### [DATA PROVIDED]
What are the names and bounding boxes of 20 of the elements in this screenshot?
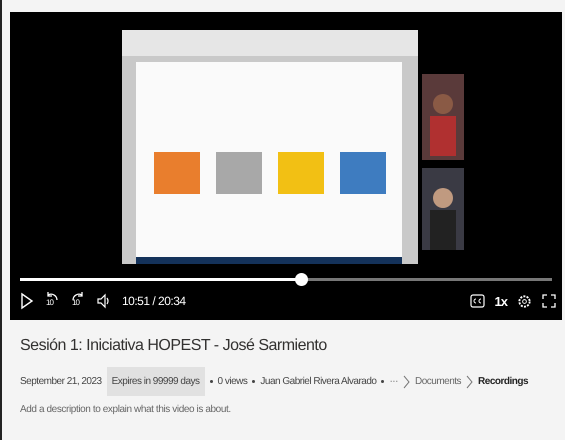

--

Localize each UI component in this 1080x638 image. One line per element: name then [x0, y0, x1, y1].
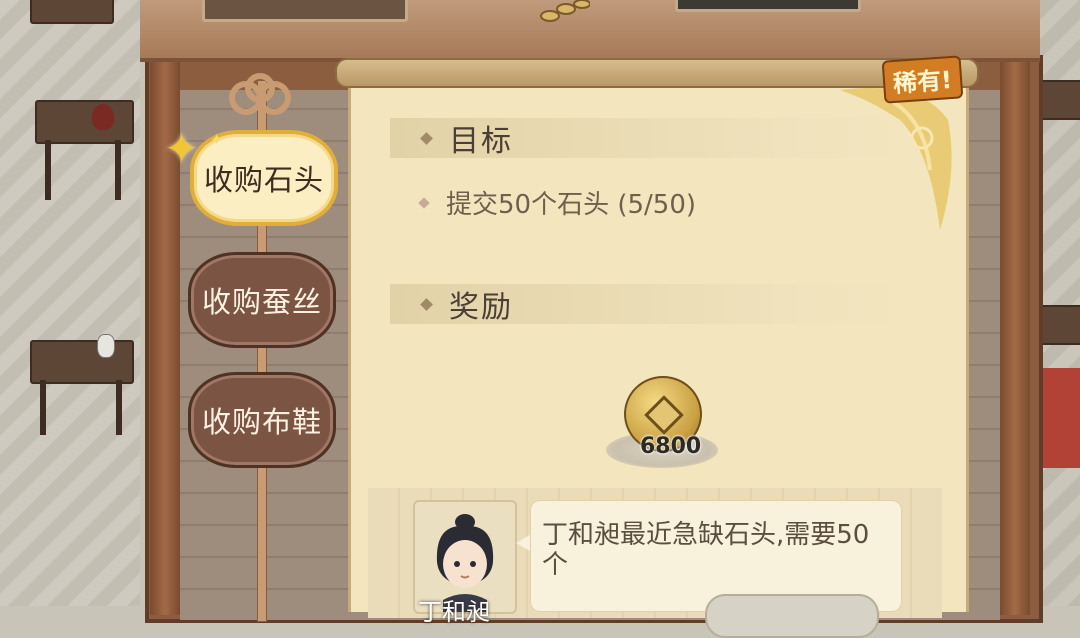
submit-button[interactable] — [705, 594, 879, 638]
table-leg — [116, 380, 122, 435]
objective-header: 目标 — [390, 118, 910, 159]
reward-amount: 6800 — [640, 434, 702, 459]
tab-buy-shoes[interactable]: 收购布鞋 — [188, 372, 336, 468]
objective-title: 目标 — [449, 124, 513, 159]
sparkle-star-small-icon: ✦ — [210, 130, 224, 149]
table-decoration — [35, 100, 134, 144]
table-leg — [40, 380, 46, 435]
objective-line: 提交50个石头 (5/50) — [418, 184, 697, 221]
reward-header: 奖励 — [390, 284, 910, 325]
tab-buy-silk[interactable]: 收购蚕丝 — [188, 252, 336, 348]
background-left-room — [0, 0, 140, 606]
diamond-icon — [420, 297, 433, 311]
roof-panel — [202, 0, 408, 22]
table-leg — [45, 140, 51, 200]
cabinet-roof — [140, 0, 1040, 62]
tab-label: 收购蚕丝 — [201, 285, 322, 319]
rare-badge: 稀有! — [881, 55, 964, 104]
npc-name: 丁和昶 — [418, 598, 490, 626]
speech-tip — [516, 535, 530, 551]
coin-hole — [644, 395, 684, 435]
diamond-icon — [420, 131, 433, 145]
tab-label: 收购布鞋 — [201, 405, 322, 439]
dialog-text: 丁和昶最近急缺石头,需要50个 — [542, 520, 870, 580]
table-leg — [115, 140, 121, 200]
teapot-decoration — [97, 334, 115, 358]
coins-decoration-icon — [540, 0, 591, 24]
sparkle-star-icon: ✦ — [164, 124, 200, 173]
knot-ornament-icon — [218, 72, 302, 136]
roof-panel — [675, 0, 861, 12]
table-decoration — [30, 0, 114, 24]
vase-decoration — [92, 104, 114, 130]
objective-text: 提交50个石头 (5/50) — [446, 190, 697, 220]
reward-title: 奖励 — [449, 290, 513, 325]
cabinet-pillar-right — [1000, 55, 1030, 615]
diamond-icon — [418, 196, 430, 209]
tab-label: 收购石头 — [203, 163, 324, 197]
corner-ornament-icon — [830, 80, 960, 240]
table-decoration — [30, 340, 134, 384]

### [TASK REQUIREMENTS]
Copy the material from the line containing "Localize each UI" through the line containing "reward-header: 奖励 — [390, 284, 910, 325]", substituting "table-support" for every "table-leg" and changing nothing else. Omit the picture from the copy.

### [EXERCISE RESULT]
Localize each UI component in this 1080x638 image. One line per element: name then [x0, y0, x1, y1].
submit-button[interactable] — [705, 594, 879, 638]
table-support — [116, 380, 122, 435]
objective-header: 目标 — [390, 118, 910, 159]
reward-amount: 6800 — [640, 434, 702, 459]
tab-buy-shoes[interactable]: 收购布鞋 — [188, 372, 336, 468]
objective-title: 目标 — [449, 124, 513, 159]
sparkle-star-small-icon: ✦ — [210, 130, 224, 149]
table-decoration — [35, 100, 134, 144]
table-support — [40, 380, 46, 435]
objective-line: 提交50个石头 (5/50) — [418, 184, 697, 221]
reward-header: 奖励 — [390, 284, 910, 325]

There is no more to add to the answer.